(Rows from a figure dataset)
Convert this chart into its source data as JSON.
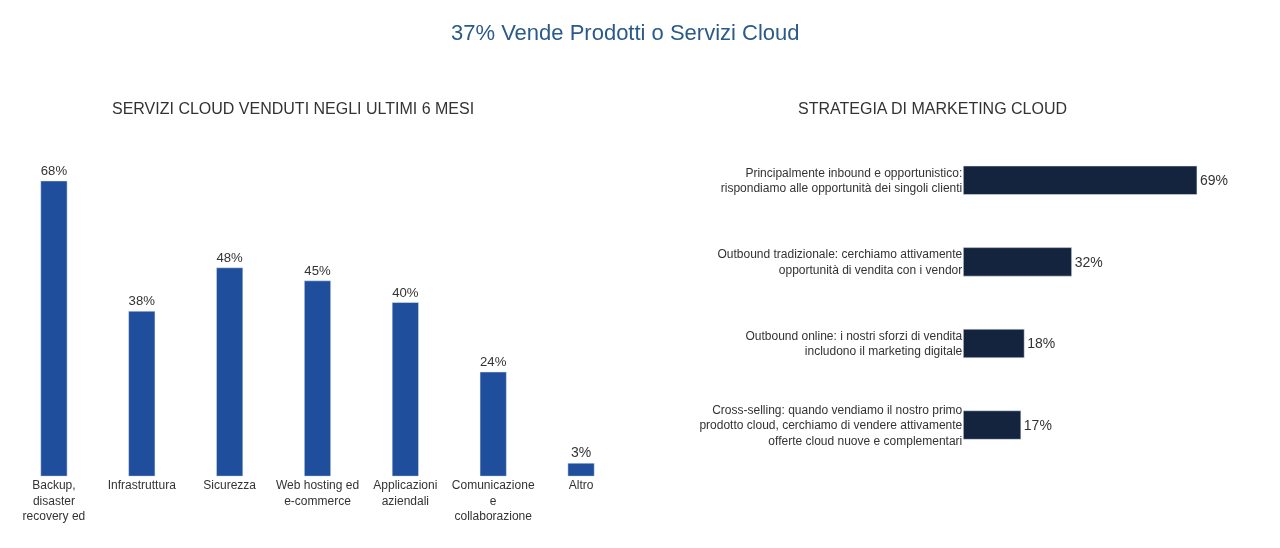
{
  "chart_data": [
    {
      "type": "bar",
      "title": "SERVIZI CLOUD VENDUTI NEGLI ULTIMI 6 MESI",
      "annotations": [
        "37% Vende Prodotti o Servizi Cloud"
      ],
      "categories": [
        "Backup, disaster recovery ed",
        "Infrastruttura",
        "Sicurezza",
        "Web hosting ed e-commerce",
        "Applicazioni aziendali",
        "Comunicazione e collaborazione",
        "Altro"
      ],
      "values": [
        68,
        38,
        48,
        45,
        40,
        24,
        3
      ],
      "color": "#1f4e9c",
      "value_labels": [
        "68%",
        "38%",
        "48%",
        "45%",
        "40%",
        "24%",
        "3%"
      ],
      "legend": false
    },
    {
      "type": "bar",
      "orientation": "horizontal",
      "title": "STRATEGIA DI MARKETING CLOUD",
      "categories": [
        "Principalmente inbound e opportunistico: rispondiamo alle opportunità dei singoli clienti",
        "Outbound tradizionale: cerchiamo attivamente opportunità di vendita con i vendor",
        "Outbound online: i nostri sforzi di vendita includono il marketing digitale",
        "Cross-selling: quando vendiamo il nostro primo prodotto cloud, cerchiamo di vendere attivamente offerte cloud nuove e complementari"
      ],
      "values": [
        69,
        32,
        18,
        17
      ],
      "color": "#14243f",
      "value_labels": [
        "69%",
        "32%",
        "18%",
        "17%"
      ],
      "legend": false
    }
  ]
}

*REQUIRED TASK:*
Without the pictures, repeat the listing above exactly.

*RESPONSE TO THE TASK:*
Convert this chart into its source data as JSON.
{
  "chart_data": [
    {
      "type": "bar",
      "title": "SERVIZI CLOUD VENDUTI NEGLI ULTIMI 6 MESI",
      "annotations": [
        "37% Vende Prodotti o Servizi Cloud"
      ],
      "categories": [
        "Backup, disaster recovery ed",
        "Infrastruttura",
        "Sicurezza",
        "Web hosting ed e-commerce",
        "Applicazioni aziendali",
        "Comunicazione e collaborazione",
        "Altro"
      ],
      "values": [
        68,
        38,
        48,
        45,
        40,
        24,
        3
      ],
      "color": "#1f4e9c",
      "value_labels": [
        "68%",
        "38%",
        "48%",
        "45%",
        "40%",
        "24%",
        "3%"
      ],
      "legend": false
    },
    {
      "type": "bar",
      "orientation": "horizontal",
      "title": "STRATEGIA DI MARKETING CLOUD",
      "categories": [
        "Principalmente inbound e opportunistico: rispondiamo alle opportunità dei singoli clienti",
        "Outbound tradizionale: cerchiamo attivamente opportunità di vendita con i vendor",
        "Outbound online: i nostri sforzi di vendita includono il marketing digitale",
        "Cross-selling: quando vendiamo il nostro primo prodotto cloud, cerchiamo di vendere attivamente offerte cloud nuove e complementari"
      ],
      "values": [
        69,
        32,
        18,
        17
      ],
      "color": "#14243f",
      "value_labels": [
        "69%",
        "32%",
        "18%",
        "17%"
      ],
      "legend": false
    }
  ]
}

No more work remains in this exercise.